Copy each line below in which the word "text" occurs.

Excerpt from a dataset:
>> Begin
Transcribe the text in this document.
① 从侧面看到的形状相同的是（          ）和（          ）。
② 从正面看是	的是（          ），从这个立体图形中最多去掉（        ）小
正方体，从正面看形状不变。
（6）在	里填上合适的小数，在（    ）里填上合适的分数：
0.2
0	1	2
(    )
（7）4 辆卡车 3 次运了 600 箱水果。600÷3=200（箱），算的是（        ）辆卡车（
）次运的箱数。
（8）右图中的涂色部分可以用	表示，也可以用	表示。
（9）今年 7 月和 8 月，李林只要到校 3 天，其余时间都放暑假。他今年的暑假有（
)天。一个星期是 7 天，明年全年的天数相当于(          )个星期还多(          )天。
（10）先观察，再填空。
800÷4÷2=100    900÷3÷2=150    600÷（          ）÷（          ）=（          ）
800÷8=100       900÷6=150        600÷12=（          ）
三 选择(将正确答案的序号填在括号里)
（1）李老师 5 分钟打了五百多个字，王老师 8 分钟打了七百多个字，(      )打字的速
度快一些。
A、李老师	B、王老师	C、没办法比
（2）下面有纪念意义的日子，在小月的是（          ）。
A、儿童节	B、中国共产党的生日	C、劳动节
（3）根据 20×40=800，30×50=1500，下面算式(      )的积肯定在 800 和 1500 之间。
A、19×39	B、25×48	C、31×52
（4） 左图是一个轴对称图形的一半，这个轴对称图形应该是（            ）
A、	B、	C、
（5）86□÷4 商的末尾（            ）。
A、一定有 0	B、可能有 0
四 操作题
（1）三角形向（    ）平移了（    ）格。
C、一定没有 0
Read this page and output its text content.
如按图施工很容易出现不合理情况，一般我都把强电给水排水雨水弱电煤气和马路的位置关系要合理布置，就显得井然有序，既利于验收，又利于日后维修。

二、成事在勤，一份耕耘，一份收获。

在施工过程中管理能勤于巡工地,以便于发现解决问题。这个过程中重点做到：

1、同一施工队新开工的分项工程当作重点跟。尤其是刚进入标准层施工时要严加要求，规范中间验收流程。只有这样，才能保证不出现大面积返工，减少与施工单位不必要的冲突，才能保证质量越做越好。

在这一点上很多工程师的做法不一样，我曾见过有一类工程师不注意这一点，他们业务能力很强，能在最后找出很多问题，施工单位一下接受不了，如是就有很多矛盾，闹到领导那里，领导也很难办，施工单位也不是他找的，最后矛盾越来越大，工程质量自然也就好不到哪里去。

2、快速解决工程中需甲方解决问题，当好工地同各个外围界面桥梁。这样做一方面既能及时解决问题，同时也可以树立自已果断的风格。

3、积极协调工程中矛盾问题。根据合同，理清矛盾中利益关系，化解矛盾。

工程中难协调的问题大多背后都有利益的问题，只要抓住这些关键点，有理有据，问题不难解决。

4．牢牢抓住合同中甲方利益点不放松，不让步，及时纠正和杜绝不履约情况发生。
>> End
• **FINISHED EXERCISE**
Transcribe the text in this document.
Read this page and output its text content.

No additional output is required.